[Dataset excerpts]:
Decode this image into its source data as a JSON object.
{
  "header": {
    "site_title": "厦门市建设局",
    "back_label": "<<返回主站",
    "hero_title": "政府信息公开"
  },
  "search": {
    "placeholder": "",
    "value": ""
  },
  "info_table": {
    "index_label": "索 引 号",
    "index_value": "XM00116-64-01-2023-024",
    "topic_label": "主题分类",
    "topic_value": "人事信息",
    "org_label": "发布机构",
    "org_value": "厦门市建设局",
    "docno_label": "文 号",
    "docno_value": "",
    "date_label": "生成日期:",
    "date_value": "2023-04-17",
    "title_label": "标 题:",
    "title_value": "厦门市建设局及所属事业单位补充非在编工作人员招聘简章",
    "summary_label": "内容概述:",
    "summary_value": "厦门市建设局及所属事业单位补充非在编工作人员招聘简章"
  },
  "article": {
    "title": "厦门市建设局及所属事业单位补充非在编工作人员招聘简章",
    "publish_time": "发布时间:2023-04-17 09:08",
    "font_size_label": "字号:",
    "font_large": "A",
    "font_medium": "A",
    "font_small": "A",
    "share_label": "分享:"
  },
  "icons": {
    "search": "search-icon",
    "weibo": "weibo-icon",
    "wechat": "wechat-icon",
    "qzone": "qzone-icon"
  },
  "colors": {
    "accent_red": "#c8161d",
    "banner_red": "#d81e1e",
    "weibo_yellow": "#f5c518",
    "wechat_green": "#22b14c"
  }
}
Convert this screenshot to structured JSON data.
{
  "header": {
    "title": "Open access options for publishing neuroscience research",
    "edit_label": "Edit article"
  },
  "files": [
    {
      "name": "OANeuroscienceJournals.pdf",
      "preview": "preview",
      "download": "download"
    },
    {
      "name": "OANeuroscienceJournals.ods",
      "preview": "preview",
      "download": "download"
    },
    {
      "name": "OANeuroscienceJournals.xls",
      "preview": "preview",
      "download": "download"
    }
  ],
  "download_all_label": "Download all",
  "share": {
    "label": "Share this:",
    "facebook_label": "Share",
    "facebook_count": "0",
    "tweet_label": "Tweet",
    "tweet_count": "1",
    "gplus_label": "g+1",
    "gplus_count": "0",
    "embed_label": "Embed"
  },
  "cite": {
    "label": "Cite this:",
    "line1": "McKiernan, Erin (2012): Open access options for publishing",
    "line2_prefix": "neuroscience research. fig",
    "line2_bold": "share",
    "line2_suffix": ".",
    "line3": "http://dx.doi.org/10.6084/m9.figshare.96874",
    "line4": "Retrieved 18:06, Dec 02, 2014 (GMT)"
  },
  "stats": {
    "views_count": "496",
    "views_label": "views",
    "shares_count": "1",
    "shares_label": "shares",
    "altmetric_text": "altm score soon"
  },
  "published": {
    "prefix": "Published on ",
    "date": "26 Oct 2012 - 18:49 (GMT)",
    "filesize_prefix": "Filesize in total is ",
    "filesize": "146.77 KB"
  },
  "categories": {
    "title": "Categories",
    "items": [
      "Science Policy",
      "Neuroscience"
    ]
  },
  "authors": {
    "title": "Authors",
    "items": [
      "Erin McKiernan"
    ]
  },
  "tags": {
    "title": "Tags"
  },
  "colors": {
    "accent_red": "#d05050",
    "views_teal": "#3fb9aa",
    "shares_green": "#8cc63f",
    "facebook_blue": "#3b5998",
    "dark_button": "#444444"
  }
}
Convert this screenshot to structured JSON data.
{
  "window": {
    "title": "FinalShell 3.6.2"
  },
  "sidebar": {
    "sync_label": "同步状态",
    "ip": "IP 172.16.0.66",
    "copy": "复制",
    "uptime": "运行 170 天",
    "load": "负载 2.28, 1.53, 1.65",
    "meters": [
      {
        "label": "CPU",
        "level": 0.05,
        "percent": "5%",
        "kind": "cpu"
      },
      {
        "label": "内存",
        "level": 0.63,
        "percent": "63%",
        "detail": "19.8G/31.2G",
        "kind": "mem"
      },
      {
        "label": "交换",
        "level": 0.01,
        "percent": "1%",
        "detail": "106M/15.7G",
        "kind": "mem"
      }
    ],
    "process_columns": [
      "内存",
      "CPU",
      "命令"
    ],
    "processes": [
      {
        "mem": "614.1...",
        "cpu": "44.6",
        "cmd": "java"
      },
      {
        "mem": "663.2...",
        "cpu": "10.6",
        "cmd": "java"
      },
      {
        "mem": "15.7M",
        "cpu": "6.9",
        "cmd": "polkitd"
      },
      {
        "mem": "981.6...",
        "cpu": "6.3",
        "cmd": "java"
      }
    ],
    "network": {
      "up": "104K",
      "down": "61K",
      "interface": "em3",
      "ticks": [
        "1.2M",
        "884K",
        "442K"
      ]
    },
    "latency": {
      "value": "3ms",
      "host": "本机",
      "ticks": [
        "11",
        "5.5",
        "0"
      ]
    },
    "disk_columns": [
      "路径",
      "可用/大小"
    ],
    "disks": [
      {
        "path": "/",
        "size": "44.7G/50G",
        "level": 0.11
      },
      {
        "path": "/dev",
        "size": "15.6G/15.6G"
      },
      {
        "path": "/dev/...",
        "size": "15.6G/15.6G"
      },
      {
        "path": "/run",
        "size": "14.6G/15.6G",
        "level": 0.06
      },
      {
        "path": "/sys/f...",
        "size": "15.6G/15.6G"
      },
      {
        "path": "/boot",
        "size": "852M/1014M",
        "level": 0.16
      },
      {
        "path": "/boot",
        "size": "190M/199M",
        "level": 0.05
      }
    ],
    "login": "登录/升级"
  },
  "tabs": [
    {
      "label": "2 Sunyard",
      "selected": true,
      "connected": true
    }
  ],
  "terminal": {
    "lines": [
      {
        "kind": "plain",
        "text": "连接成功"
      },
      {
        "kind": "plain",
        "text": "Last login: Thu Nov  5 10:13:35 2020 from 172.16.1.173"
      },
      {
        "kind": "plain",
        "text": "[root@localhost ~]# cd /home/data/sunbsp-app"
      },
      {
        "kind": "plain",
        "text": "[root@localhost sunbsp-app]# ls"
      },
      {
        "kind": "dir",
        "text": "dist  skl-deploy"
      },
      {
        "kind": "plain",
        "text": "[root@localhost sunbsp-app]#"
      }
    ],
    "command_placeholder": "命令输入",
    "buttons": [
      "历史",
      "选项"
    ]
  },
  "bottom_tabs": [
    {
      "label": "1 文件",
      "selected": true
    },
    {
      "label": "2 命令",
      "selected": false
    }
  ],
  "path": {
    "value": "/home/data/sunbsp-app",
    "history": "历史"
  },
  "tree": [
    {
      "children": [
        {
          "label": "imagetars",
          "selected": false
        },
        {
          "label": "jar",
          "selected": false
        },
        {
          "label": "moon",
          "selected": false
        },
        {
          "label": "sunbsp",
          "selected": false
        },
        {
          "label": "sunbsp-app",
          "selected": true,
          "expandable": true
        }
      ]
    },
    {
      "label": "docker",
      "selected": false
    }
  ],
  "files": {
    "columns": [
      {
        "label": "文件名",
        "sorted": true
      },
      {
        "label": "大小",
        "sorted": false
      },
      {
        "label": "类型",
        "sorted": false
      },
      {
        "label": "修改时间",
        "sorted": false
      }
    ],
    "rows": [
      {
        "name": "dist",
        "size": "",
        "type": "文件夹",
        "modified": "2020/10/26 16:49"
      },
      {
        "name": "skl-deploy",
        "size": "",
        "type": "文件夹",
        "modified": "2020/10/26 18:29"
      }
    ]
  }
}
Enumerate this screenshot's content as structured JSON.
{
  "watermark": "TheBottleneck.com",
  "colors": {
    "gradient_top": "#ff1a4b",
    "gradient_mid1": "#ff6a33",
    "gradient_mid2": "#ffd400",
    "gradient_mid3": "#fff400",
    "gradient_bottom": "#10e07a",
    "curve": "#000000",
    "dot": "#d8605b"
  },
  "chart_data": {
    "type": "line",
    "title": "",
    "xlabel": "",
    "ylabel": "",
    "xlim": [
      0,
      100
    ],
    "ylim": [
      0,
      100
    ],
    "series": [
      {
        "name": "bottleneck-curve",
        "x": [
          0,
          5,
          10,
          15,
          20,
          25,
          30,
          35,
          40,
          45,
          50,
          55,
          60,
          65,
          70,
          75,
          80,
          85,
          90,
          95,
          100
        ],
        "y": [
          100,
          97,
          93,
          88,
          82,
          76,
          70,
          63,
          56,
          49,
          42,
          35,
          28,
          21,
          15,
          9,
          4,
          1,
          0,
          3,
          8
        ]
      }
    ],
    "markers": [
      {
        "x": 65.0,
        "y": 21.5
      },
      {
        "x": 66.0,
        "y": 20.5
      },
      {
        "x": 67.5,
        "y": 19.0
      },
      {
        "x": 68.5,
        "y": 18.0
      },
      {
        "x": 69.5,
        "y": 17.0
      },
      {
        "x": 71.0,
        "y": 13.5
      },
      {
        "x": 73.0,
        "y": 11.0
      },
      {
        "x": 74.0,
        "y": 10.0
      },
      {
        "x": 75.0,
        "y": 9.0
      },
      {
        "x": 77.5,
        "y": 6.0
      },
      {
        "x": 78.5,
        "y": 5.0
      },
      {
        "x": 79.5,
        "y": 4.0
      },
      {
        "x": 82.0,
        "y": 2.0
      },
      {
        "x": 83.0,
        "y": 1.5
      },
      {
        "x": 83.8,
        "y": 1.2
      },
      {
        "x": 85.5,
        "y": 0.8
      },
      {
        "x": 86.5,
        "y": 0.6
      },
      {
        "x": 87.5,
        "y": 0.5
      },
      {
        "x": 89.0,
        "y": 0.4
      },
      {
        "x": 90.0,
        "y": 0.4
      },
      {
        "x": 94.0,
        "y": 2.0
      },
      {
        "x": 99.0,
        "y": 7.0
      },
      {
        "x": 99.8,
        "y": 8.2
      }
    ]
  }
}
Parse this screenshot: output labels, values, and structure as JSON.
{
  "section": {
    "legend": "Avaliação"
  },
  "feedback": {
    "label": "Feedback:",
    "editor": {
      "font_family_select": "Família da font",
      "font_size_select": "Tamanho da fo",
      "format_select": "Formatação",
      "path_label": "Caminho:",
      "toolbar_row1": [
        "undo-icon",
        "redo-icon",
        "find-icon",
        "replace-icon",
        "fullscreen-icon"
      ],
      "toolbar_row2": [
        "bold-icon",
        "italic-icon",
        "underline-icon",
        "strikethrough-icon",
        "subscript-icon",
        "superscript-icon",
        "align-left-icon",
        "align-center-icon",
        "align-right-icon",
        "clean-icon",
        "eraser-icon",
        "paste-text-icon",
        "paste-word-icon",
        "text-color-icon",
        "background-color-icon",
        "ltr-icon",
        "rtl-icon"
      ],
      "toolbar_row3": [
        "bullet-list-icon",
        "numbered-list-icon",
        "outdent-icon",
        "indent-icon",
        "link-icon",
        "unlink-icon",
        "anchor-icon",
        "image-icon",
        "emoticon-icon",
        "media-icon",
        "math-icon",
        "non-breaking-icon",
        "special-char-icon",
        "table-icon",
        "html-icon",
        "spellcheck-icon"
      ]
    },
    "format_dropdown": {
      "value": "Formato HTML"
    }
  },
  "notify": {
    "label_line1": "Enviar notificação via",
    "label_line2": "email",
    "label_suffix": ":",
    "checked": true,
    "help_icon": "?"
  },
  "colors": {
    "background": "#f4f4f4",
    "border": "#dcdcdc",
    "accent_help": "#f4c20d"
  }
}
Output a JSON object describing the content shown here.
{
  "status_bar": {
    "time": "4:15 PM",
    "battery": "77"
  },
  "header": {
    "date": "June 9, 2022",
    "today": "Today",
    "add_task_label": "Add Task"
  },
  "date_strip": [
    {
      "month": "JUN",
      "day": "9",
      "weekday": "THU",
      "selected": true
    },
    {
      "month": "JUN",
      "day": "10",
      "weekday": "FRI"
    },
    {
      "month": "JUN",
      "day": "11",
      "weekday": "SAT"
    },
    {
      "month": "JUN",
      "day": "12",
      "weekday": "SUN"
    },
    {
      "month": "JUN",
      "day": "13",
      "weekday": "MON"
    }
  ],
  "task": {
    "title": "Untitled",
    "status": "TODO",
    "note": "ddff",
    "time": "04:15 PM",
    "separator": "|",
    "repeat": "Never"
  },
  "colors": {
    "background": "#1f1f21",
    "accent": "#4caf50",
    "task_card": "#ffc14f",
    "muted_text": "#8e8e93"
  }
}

[Short exercise]: Count every line in the preceding entries where the string "publishing" appears, then state only the total.

[Answer to the problem]: 2